* Start INPUT MATERIAL *

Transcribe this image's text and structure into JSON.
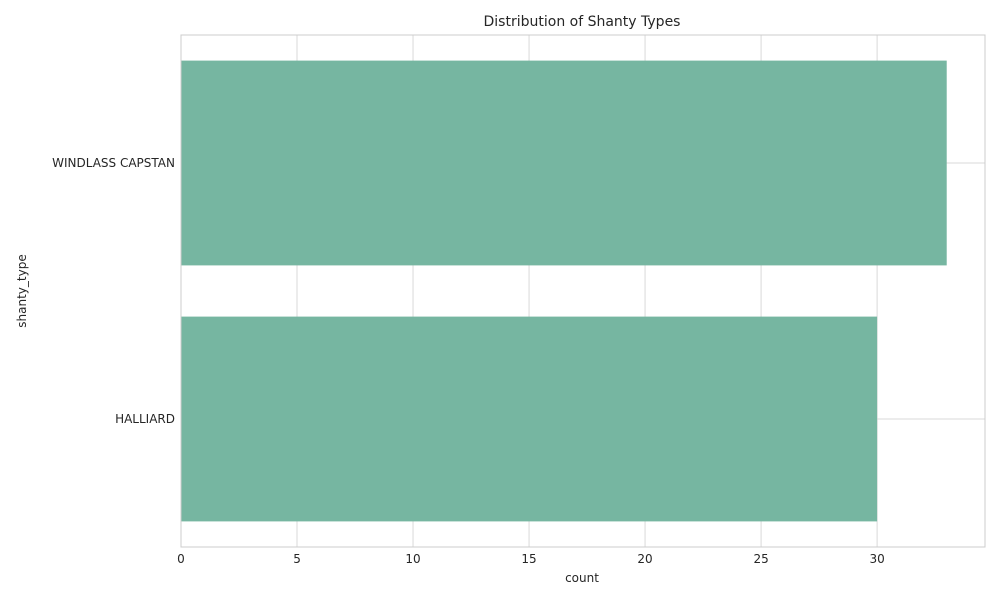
{
  "chart_data": {
    "type": "bar",
    "orientation": "horizontal",
    "title": "Distribution of Shanty Types",
    "xlabel": "count",
    "ylabel": "shanty_type",
    "categories": [
      "WINDLASS CAPSTAN",
      "HALLIARD"
    ],
    "values": [
      33,
      30
    ],
    "xlim": [
      0,
      34.65
    ],
    "xticks": [
      0,
      5,
      10,
      15,
      20,
      25,
      30
    ],
    "grid": true,
    "bar_color": "#76b6a1",
    "grid_color": "#d9d9d9",
    "spine_color": "#cccccc",
    "text_color": "#262626"
  }
}
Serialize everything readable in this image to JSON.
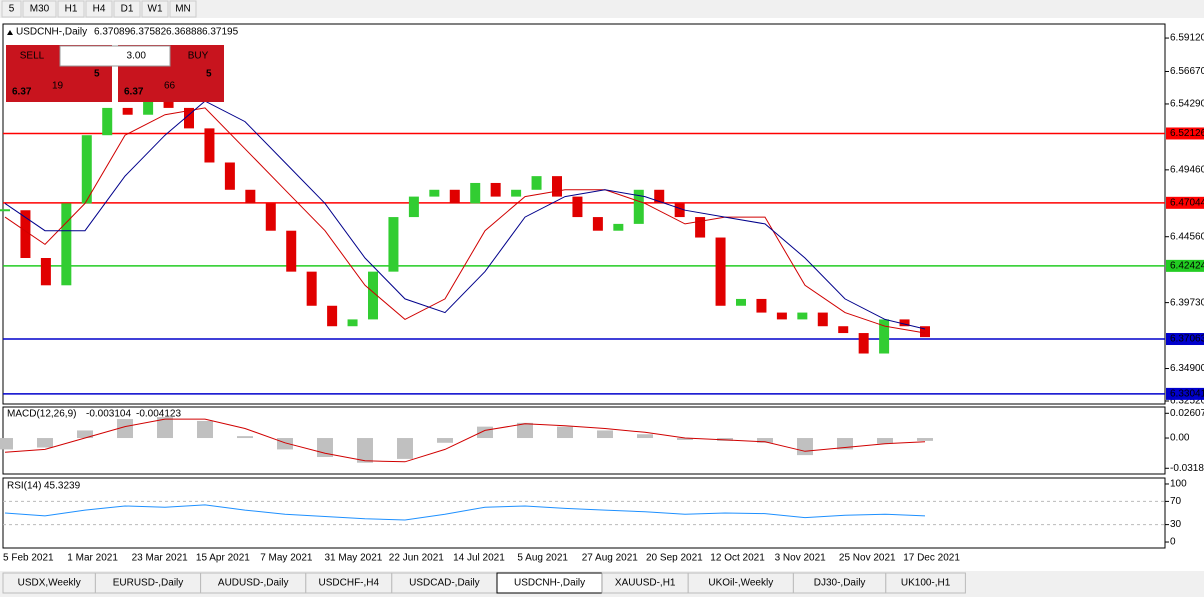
{
  "toolbar": {
    "timeframes": [
      "5",
      "M30",
      "H1",
      "H4",
      "D1",
      "W1",
      "MN"
    ]
  },
  "chart": {
    "symbol": "USDCNH-,Daily",
    "ohlc": [
      6.37089,
      6.37582,
      6.36888,
      6.37195
    ],
    "ylim": [
      6.323,
      6.6015
    ],
    "yticks": [
      {
        "value": 6.5912,
        "label": "6.59120"
      },
      {
        "value": 6.5667,
        "label": "6.56670"
      },
      {
        "value": 6.5429,
        "label": "6.54290"
      },
      {
        "value": 6.4946,
        "label": "6.49460"
      },
      {
        "value": 6.4456,
        "label": "6.44560"
      },
      {
        "value": 6.3973,
        "label": "6.39730"
      },
      {
        "value": 6.349,
        "label": "6.34900"
      },
      {
        "value": 6.3252,
        "label": "6.32520"
      }
    ],
    "levels": [
      {
        "value": 6.52126,
        "color": "#ff0000"
      },
      {
        "value": 6.47044,
        "color": "#ff0000"
      },
      {
        "value": 6.42424,
        "color": "#22cc22"
      },
      {
        "value": 6.37063,
        "color": "#0000cc"
      },
      {
        "value": 6.33041,
        "color": "#0000cc"
      }
    ],
    "closes": [
      6.465,
      6.43,
      6.41,
      6.47,
      6.52,
      6.54,
      6.535,
      6.545,
      6.54,
      6.525,
      6.5,
      6.48,
      6.47,
      6.45,
      6.42,
      6.395,
      6.38,
      6.385,
      6.42,
      6.46,
      6.475,
      6.48,
      6.47,
      6.485,
      6.475,
      6.48,
      6.49,
      6.475,
      6.46,
      6.45,
      6.455,
      6.48,
      6.47,
      6.46,
      6.445,
      6.395,
      6.4,
      6.39,
      6.385,
      6.39,
      6.38,
      6.375,
      6.36,
      6.385,
      6.38,
      6.372
    ],
    "ma_fast": [
      6.46,
      6.44,
      6.47,
      6.52,
      6.535,
      6.54,
      6.51,
      6.48,
      6.45,
      6.41,
      6.385,
      6.4,
      6.45,
      6.475,
      6.48,
      6.48,
      6.47,
      6.455,
      6.46,
      6.46,
      6.41,
      6.39,
      6.38,
      6.375
    ],
    "ma_slow": [
      6.47,
      6.45,
      6.45,
      6.49,
      6.52,
      6.545,
      6.53,
      6.5,
      6.47,
      6.43,
      6.4,
      6.39,
      6.42,
      6.46,
      6.475,
      6.48,
      6.475,
      6.465,
      6.46,
      6.455,
      6.43,
      6.4,
      6.385,
      6.378
    ],
    "dates": [
      "5 Feb 2021",
      "1 Mar 2021",
      "23 Mar 2021",
      "15 Apr 2021",
      "7 May 2021",
      "31 May 2021",
      "22 Jun 2021",
      "14 Jul 2021",
      "5 Aug 2021",
      "27 Aug 2021",
      "20 Sep 2021",
      "12 Oct 2021",
      "3 Nov 2021",
      "25 Nov 2021",
      "17 Dec 2021"
    ]
  },
  "trade": {
    "sell": "SELL",
    "buy": "BUY",
    "lots": "3.00",
    "sell_price": [
      "6.37",
      "19",
      "5"
    ],
    "buy_price": [
      "6.37",
      "66",
      "5"
    ]
  },
  "macd": {
    "label": "MACD(12,26,9)",
    "values": [
      -0.003104,
      -0.004123
    ],
    "ylim": [
      -0.0379,
      0.0327
    ],
    "yticks": [
      0.02607,
      {
        "value": 0,
        "label": "0.00"
      },
      -0.03187
    ],
    "hist": [
      -0.012,
      -0.01,
      0.008,
      0.02,
      0.022,
      0.018,
      0.002,
      -0.012,
      -0.02,
      -0.026,
      -0.022,
      -0.005,
      0.012,
      0.016,
      0.012,
      0.008,
      0.004,
      -0.002,
      -0.003,
      -0.005,
      -0.018,
      -0.012,
      -0.006,
      -0.003
    ],
    "signal": [
      -0.015,
      -0.012,
      0,
      0.012,
      0.02,
      0.02,
      0.01,
      -0.005,
      -0.016,
      -0.024,
      -0.025,
      -0.012,
      0.008,
      0.015,
      0.013,
      0.01,
      0.006,
      0,
      -0.002,
      -0.004,
      -0.014,
      -0.01,
      -0.006,
      -0.004
    ]
  },
  "rsi": {
    "label": "RSI(14)",
    "value": 45.3239,
    "ylim": [
      -10.3,
      110.3
    ],
    "yticks": [
      100,
      70,
      30,
      0
    ],
    "values": [
      50,
      45,
      55,
      62,
      60,
      64,
      55,
      48,
      44,
      40,
      38,
      48,
      60,
      62,
      58,
      55,
      52,
      48,
      50,
      49,
      42,
      46,
      48,
      45
    ]
  },
  "tabs": [
    "USDX,Weekly",
    "EURUSD-,Daily",
    "AUDUSD-,Daily",
    "USDCHF-,H4",
    "USDCAD-,Daily",
    "USDCNH-,Daily",
    "XAUUSD-,H1",
    "UKOil-,Weekly",
    "DJ30-,Daily",
    "UK100-,H1"
  ]
}
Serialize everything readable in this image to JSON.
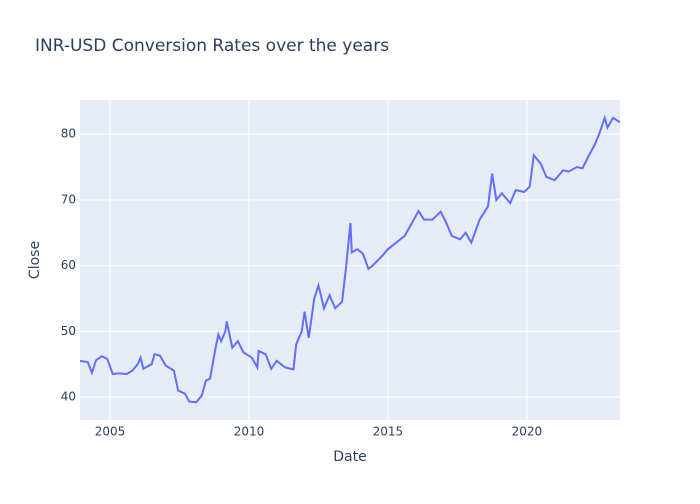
{
  "chart_data": {
    "type": "line",
    "title": "INR-USD Conversion Rates over the years",
    "x_label": "Date",
    "y_label": "Close",
    "x": [
      2003.92,
      2004.2,
      2004.35,
      2004.5,
      2004.7,
      2004.9,
      2005.1,
      2005.3,
      2005.6,
      2005.8,
      2006.0,
      2006.1,
      2006.2,
      2006.5,
      2006.6,
      2006.8,
      2007.0,
      2007.3,
      2007.45,
      2007.7,
      2007.85,
      2008.1,
      2008.3,
      2008.45,
      2008.6,
      2008.8,
      2008.9,
      2009.0,
      2009.15,
      2009.2,
      2009.4,
      2009.6,
      2009.8,
      2010.1,
      2010.3,
      2010.35,
      2010.6,
      2010.8,
      2011.0,
      2011.3,
      2011.6,
      2011.7,
      2011.9,
      2012.0,
      2012.15,
      2012.35,
      2012.5,
      2012.7,
      2012.9,
      2013.1,
      2013.35,
      2013.5,
      2013.65,
      2013.7,
      2013.9,
      2014.1,
      2014.3,
      2014.45,
      2014.8,
      2015.0,
      2015.3,
      2015.6,
      2015.8,
      2016.1,
      2016.3,
      2016.6,
      2016.9,
      2017.1,
      2017.3,
      2017.6,
      2017.8,
      2018.0,
      2018.3,
      2018.6,
      2018.75,
      2018.9,
      2019.1,
      2019.4,
      2019.6,
      2019.9,
      2020.1,
      2020.25,
      2020.5,
      2020.7,
      2021.0,
      2021.3,
      2021.5,
      2021.8,
      2022.0,
      2022.2,
      2022.45,
      2022.6,
      2022.8,
      2022.9,
      2023.1,
      2023.35
    ],
    "series": [
      {
        "name": "Close",
        "color": "#636efa",
        "values": [
          45.5,
          45.3,
          43.7,
          45.6,
          46.2,
          45.8,
          43.5,
          43.6,
          43.5,
          44.0,
          45.0,
          46.0,
          44.3,
          45.0,
          46.5,
          46.3,
          44.8,
          44.0,
          41.0,
          40.5,
          39.3,
          39.2,
          40.2,
          42.5,
          42.8,
          47.5,
          49.5,
          48.5,
          50.0,
          51.5,
          47.5,
          48.5,
          46.8,
          46.0,
          44.5,
          47.0,
          46.5,
          44.3,
          45.5,
          44.5,
          44.2,
          48.0,
          50.0,
          53.0,
          49.0,
          55.0,
          57.0,
          53.5,
          55.5,
          53.5,
          54.5,
          60.0,
          66.5,
          62.0,
          62.5,
          61.8,
          59.5,
          60.0,
          61.5,
          62.5,
          63.5,
          64.5,
          66.0,
          68.3,
          67.0,
          67.0,
          68.2,
          66.5,
          64.5,
          64.0,
          65.0,
          63.5,
          67.0,
          69.0,
          74.0,
          70.0,
          71.0,
          69.5,
          71.5,
          71.2,
          72.0,
          76.8,
          75.5,
          73.5,
          73.0,
          74.5,
          74.3,
          75.0,
          74.8,
          76.5,
          78.5,
          80.0,
          82.5,
          81.0,
          82.5,
          81.8
        ]
      }
    ],
    "xlim": [
      2003.92,
      2023.35
    ],
    "xticks": [
      2005,
      2010,
      2015,
      2020
    ],
    "ylim": [
      36.5,
      85.2
    ],
    "yticks": [
      40,
      50,
      60,
      70,
      80
    ],
    "grid": true
  }
}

* End INPUT MATERIAL *

AIM OF THE EXERCISE: From the listing above, pick out each line where the word "title" appears.

OUTPUT:
    "title": "Distribution of Shanty Types",
    "title": "INR-USD Conversion Rates over the years",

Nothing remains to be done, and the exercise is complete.